--- begin ---

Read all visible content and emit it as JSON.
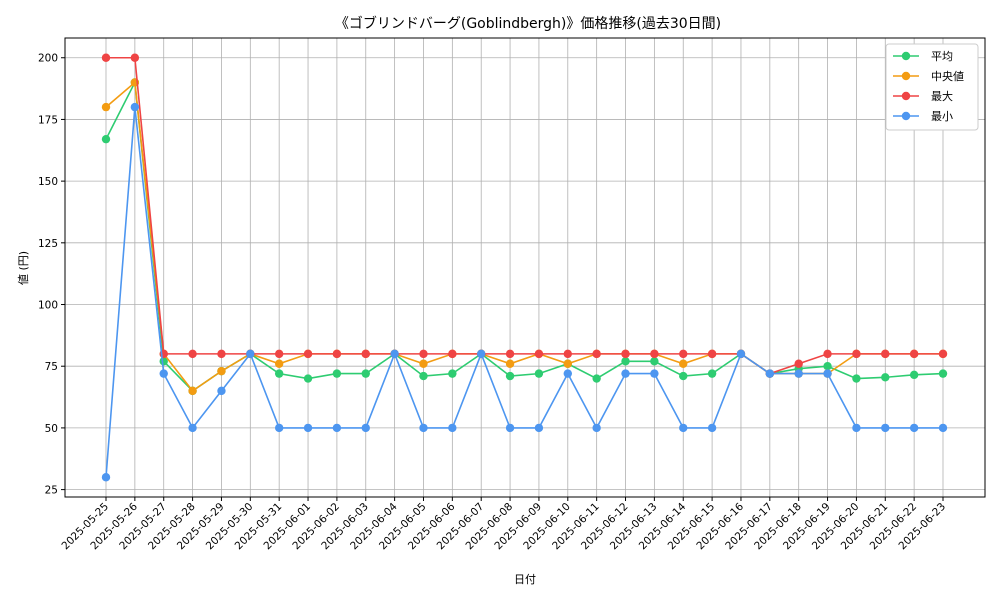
{
  "chart_data": {
    "type": "line",
    "title": "《ゴブリンドバーグ(Goblindbergh)》価格推移(過去30日間)",
    "xlabel": "日付",
    "ylabel": "値 (円)",
    "ylim": [
      22,
      208
    ],
    "yticks": [
      25,
      50,
      75,
      100,
      125,
      150,
      175,
      200
    ],
    "grid": true,
    "legend_position": "top-right",
    "categories": [
      "2025-05-25",
      "2025-05-26",
      "2025-05-27",
      "2025-05-28",
      "2025-05-29",
      "2025-05-30",
      "2025-05-31",
      "2025-06-01",
      "2025-06-02",
      "2025-06-03",
      "2025-06-04",
      "2025-06-05",
      "2025-06-06",
      "2025-06-07",
      "2025-06-08",
      "2025-06-09",
      "2025-06-10",
      "2025-06-11",
      "2025-06-12",
      "2025-06-13",
      "2025-06-14",
      "2025-06-15",
      "2025-06-16",
      "2025-06-17",
      "2025-06-18",
      "2025-06-19",
      "2025-06-20",
      "2025-06-21",
      "2025-06-22",
      "2025-06-23"
    ],
    "series": [
      {
        "name": "平均",
        "color": "#2ecc71",
        "values": [
          167,
          190,
          77,
          65,
          73,
          80,
          72,
          70,
          72,
          72,
          80,
          71,
          72,
          80,
          71,
          72,
          76,
          70,
          77,
          77,
          71,
          72,
          80,
          72,
          74,
          75,
          70,
          70.5,
          71.5,
          72
        ]
      },
      {
        "name": "中央値",
        "color": "#f39c12",
        "values": [
          180,
          190,
          80,
          65,
          73,
          80,
          76,
          80,
          80,
          80,
          80,
          76,
          80,
          80,
          76,
          80,
          76,
          80,
          80,
          80,
          76,
          80,
          80,
          72,
          72,
          72,
          80,
          80,
          80,
          80
        ]
      },
      {
        "name": "最大",
        "color": "#ef4444",
        "values": [
          200,
          200,
          80,
          80,
          80,
          80,
          80,
          80,
          80,
          80,
          80,
          80,
          80,
          80,
          80,
          80,
          80,
          80,
          80,
          80,
          80,
          80,
          80,
          72,
          76,
          80,
          80,
          80,
          80,
          80
        ]
      },
      {
        "name": "最小",
        "color": "#4d96f0",
        "values": [
          30,
          180,
          72,
          50,
          65,
          80,
          50,
          50,
          50,
          50,
          80,
          50,
          50,
          80,
          50,
          50,
          72,
          50,
          72,
          72,
          50,
          50,
          80,
          72,
          72,
          72,
          50,
          50,
          50,
          50
        ]
      }
    ]
  }
}
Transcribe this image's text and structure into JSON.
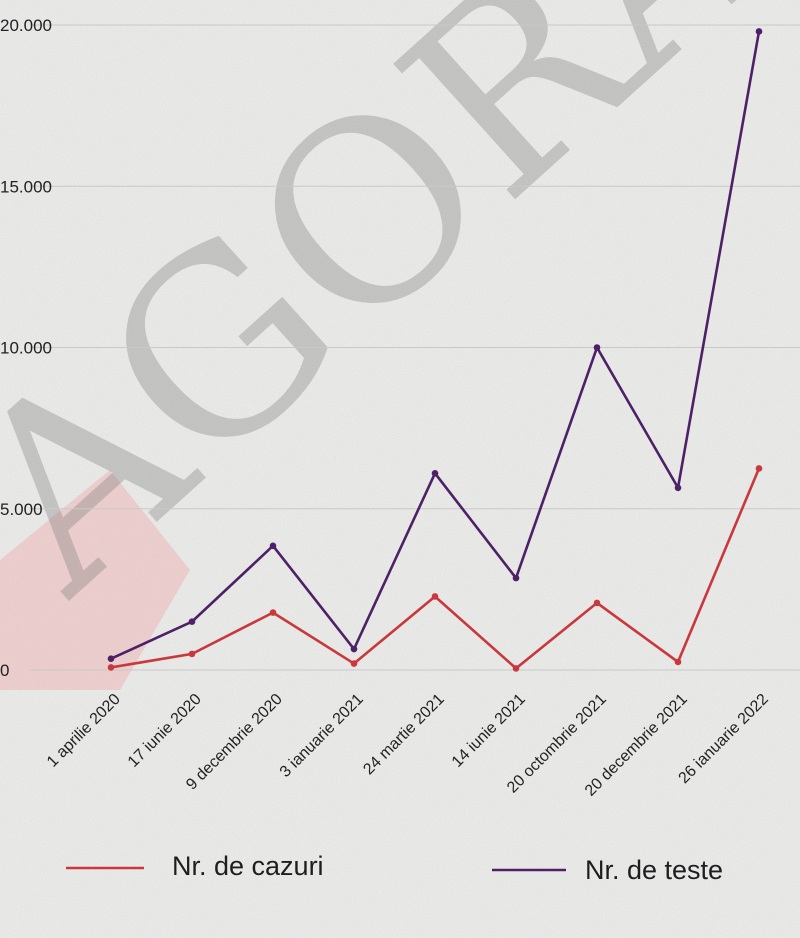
{
  "chart_data": {
    "type": "line",
    "title": "",
    "xlabel": "",
    "ylabel": "",
    "categories": [
      "1 aprilie 2020",
      "17 iunie 2020",
      "9 decembrie 2020",
      "3 ianuarie 2021",
      "24 martie 2021",
      "14 iunie 2021",
      "20 octombrie 2021",
      "20 decembrie 2021",
      "26 ianuarie 2022"
    ],
    "ylim": [
      0,
      20000
    ],
    "yticks": [
      0,
      5000,
      10000,
      15000,
      20000
    ],
    "ytick_labels": [
      "0",
      "5.000",
      "10.000",
      "15.000",
      "20.000"
    ],
    "grid": true,
    "legend_position": "bottom",
    "series": [
      {
        "name": "Nr. de cazuri",
        "color": "#c8383c",
        "values": [
          80,
          500,
          1780,
          200,
          2280,
          50,
          2080,
          250,
          6250
        ]
      },
      {
        "name": "Nr. de teste",
        "color": "#4e2167",
        "values": [
          350,
          1500,
          3850,
          650,
          6100,
          2850,
          10000,
          5650,
          19800
        ]
      }
    ]
  },
  "watermark": {
    "text": "AGORA",
    "logo_color": "#f08a8a"
  }
}
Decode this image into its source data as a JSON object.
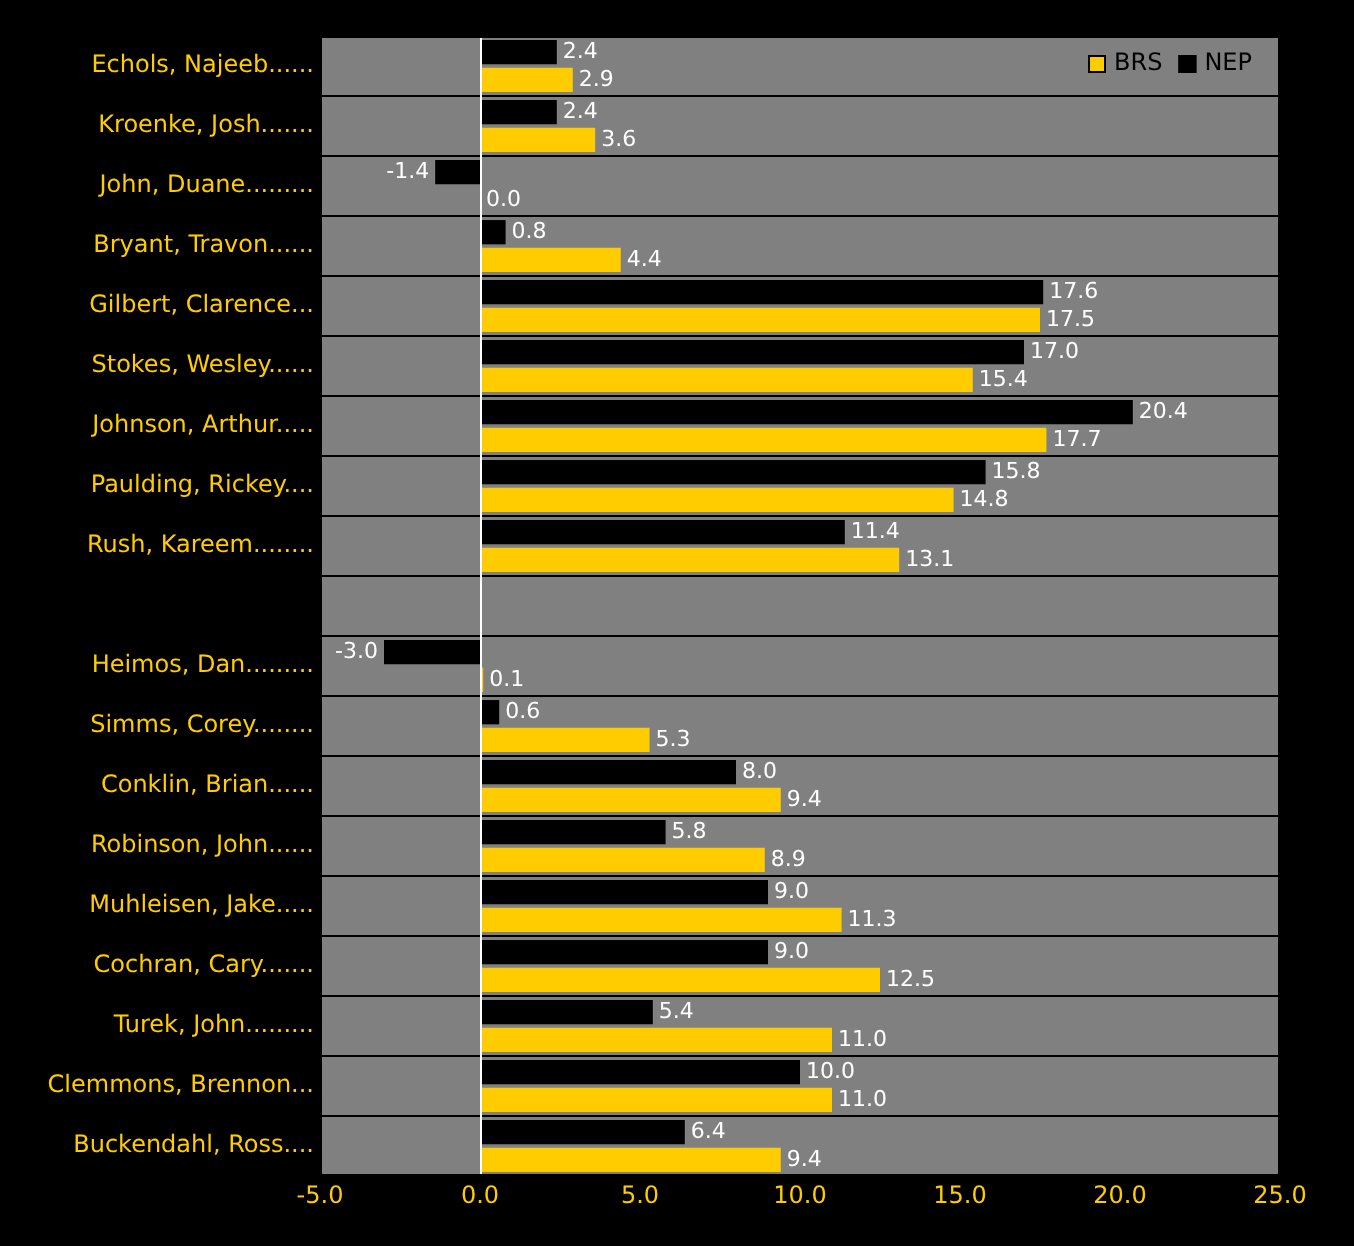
{
  "chart_data": {
    "type": "bar",
    "orientation": "horizontal",
    "categories": [
      "Echols, Najeeb......",
      "Kroenke, Josh.......",
      "John, Duane.........",
      "Bryant, Travon......",
      "Gilbert, Clarence...",
      "Stokes, Wesley......",
      "Johnson, Arthur.....",
      "Paulding, Rickey....",
      "Rush, Kareem........",
      null,
      "Heimos, Dan.........",
      "Simms, Corey........",
      "Conklin, Brian......",
      "Robinson, John......",
      "Muhleisen, Jake.....",
      "Cochran, Cary.......",
      "Turek, John.........",
      "Clemmons, Brennon...",
      "Buckendahl, Ross...."
    ],
    "series": [
      {
        "name": "BRS",
        "color": "#ffcc00",
        "values": [
          2.9,
          3.6,
          0.0,
          4.4,
          17.5,
          15.4,
          17.7,
          14.8,
          13.1,
          null,
          0.1,
          5.3,
          9.4,
          8.9,
          11.3,
          12.5,
          11.0,
          11.0,
          9.4
        ],
        "value_labels": [
          "2.9",
          "3.6",
          "0.0",
          "4.4",
          "17.5",
          "15.4",
          "17.7",
          "14.8",
          "13.1",
          null,
          "0.1",
          "5.3",
          "9.4",
          "8.9",
          "11.3",
          "12.5",
          "11.0",
          "11.0",
          "9.4"
        ]
      },
      {
        "name": "NEP",
        "color": "#000000",
        "values": [
          2.4,
          2.4,
          -1.4,
          0.8,
          17.6,
          17.0,
          20.4,
          15.8,
          11.4,
          null,
          -3.0,
          0.6,
          8.0,
          5.8,
          9.0,
          9.0,
          5.4,
          10.0,
          6.4
        ],
        "value_labels": [
          "2.4",
          "2.4",
          "-1.4",
          "0.8",
          "17.6",
          "17.0",
          "20.4",
          "15.8",
          "11.4",
          null,
          "-3.0",
          "0.6",
          "8.0",
          "5.8",
          "9.0",
          "9.0",
          "5.4",
          "10.0",
          "6.4"
        ]
      }
    ],
    "xlim": [
      -5,
      25
    ],
    "xticks": [
      {
        "value": -5,
        "label": "-5.0"
      },
      {
        "value": 0,
        "label": "0.0"
      },
      {
        "value": 5,
        "label": "5.0"
      },
      {
        "value": 10,
        "label": "10.0"
      },
      {
        "value": 15,
        "label": "15.0"
      },
      {
        "value": 20,
        "label": "20.0"
      },
      {
        "value": 25,
        "label": "25.0"
      }
    ],
    "grid": "y",
    "legend": "top right"
  }
}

--- end ---

→ Instruction
Reproduce all of the data exactly; the pictures do not belong in the copy.

→ Solution for this problem
Read all visible content and emit it as JSON.
{
  "chart_data": {
    "type": "line",
    "title": "《ゴブリンドバーグ(Goblindbergh)》価格推移(過去30日間)",
    "xlabel": "日付",
    "ylabel": "値 (円)",
    "ylim": [
      22,
      208
    ],
    "yticks": [
      25,
      50,
      75,
      100,
      125,
      150,
      175,
      200
    ],
    "grid": true,
    "legend_position": "top-right",
    "categories": [
      "2025-05-25",
      "2025-05-26",
      "2025-05-27",
      "2025-05-28",
      "2025-05-29",
      "2025-05-30",
      "2025-05-31",
      "2025-06-01",
      "2025-06-02",
      "2025-06-03",
      "2025-06-04",
      "2025-06-05",
      "2025-06-06",
      "2025-06-07",
      "2025-06-08",
      "2025-06-09",
      "2025-06-10",
      "2025-06-11",
      "2025-06-12",
      "2025-06-13",
      "2025-06-14",
      "2025-06-15",
      "2025-06-16",
      "2025-06-17",
      "2025-06-18",
      "2025-06-19",
      "2025-06-20",
      "2025-06-21",
      "2025-06-22",
      "2025-06-23"
    ],
    "series": [
      {
        "name": "平均",
        "color": "#2ecc71",
        "values": [
          167,
          190,
          77,
          65,
          73,
          80,
          72,
          70,
          72,
          72,
          80,
          71,
          72,
          80,
          71,
          72,
          76,
          70,
          77,
          77,
          71,
          72,
          80,
          72,
          74,
          75,
          70,
          70.5,
          71.5,
          72
        ]
      },
      {
        "name": "中央値",
        "color": "#f39c12",
        "values": [
          180,
          190,
          80,
          65,
          73,
          80,
          76,
          80,
          80,
          80,
          80,
          76,
          80,
          80,
          76,
          80,
          76,
          80,
          80,
          80,
          76,
          80,
          80,
          72,
          72,
          72,
          80,
          80,
          80,
          80
        ]
      },
      {
        "name": "最大",
        "color": "#ef4444",
        "values": [
          200,
          200,
          80,
          80,
          80,
          80,
          80,
          80,
          80,
          80,
          80,
          80,
          80,
          80,
          80,
          80,
          80,
          80,
          80,
          80,
          80,
          80,
          80,
          72,
          76,
          80,
          80,
          80,
          80,
          80
        ]
      },
      {
        "name": "最小",
        "color": "#4d96f0",
        "values": [
          30,
          180,
          72,
          50,
          65,
          80,
          50,
          50,
          50,
          50,
          80,
          50,
          50,
          80,
          50,
          50,
          72,
          50,
          72,
          72,
          50,
          50,
          80,
          72,
          72,
          72,
          50,
          50,
          50,
          50
        ]
      }
    ]
  }
}
Transcribe this image's text and structure into JSON.
{
  "chart_data": {
    "type": "line",
    "title": "",
    "xlabel": "",
    "ylabel": "",
    "categories": [
      "1 aprilie 2020",
      "17 iunie 2020",
      "9 decembrie 2020",
      "3 ianuarie 2021",
      "24 martie 2021",
      "14 iunie 2021",
      "20 octombrie 2021",
      "20 decembrie 2021",
      "26 ianuarie 2022"
    ],
    "ylim": [
      0,
      20000
    ],
    "yticks": [
      0,
      5000,
      10000,
      15000,
      20000
    ],
    "ytick_labels": [
      "0",
      "5.000",
      "10.000",
      "15.000",
      "20.000"
    ],
    "grid": true,
    "legend_position": "bottom",
    "series": [
      {
        "name": "Nr. de cazuri",
        "color": "#c8383c",
        "values": [
          80,
          500,
          1780,
          200,
          2280,
          50,
          2080,
          250,
          6250
        ]
      },
      {
        "name": "Nr. de teste",
        "color": "#4e2167",
        "values": [
          350,
          1500,
          3850,
          650,
          6100,
          2850,
          10000,
          5650,
          19800
        ]
      }
    ]
  },
  "watermark": {
    "text": "AGORA",
    "logo_color": "#f08a8a"
  }
}
Decode this image into its source data as a JSON object.
{
  "chart_data": {
    "type": "bar",
    "orientation": "horizontal",
    "categories": [
      "Echols, Najeeb......",
      "Kroenke, Josh.......",
      "John, Duane.........",
      "Bryant, Travon......",
      "Gilbert, Clarence...",
      "Stokes, Wesley......",
      "Johnson, Arthur.....",
      "Paulding, Rickey....",
      "Rush, Kareem........",
      null,
      "Heimos, Dan.........",
      "Simms, Corey........",
      "Conklin, Brian......",
      "Robinson, John......",
      "Muhleisen, Jake.....",
      "Cochran, Cary.......",
      "Turek, John.........",
      "Clemmons, Brennon...",
      "Buckendahl, Ross...."
    ],
    "series": [
      {
        "name": "BRS",
        "color": "#ffcc00",
        "values": [
          2.9,
          3.6,
          0.0,
          4.4,
          17.5,
          15.4,
          17.7,
          14.8,
          13.1,
          null,
          0.1,
          5.3,
          9.4,
          8.9,
          11.3,
          12.5,
          11.0,
          11.0,
          9.4
        ],
        "value_labels": [
          "2.9",
          "3.6",
          "0.0",
          "4.4",
          "17.5",
          "15.4",
          "17.7",
          "14.8",
          "13.1",
          null,
          "0.1",
          "5.3",
          "9.4",
          "8.9",
          "11.3",
          "12.5",
          "11.0",
          "11.0",
          "9.4"
        ]
      },
      {
        "name": "NEP",
        "color": "#000000",
        "values": [
          2.4,
          2.4,
          -1.4,
          0.8,
          17.6,
          17.0,
          20.4,
          15.8,
          11.4,
          null,
          -3.0,
          0.6,
          8.0,
          5.8,
          9.0,
          9.0,
          5.4,
          10.0,
          6.4
        ],
        "value_labels": [
          "2.4",
          "2.4",
          "-1.4",
          "0.8",
          "17.6",
          "17.0",
          "20.4",
          "15.8",
          "11.4",
          null,
          "-3.0",
          "0.6",
          "8.0",
          "5.8",
          "9.0",
          "9.0",
          "5.4",
          "10.0",
          "6.4"
        ]
      }
    ],
    "xlim": [
      -5,
      25
    ],
    "xticks": [
      {
        "value": -5,
        "label": "-5.0"
      },
      {
        "value": 0,
        "label": "0.0"
      },
      {
        "value": 5,
        "label": "5.0"
      },
      {
        "value": 10,
        "label": "10.0"
      },
      {
        "value": 15,
        "label": "15.0"
      },
      {
        "value": 20,
        "label": "20.0"
      },
      {
        "value": 25,
        "label": "25.0"
      }
    ],
    "grid": "y",
    "legend": "top right"
  }
}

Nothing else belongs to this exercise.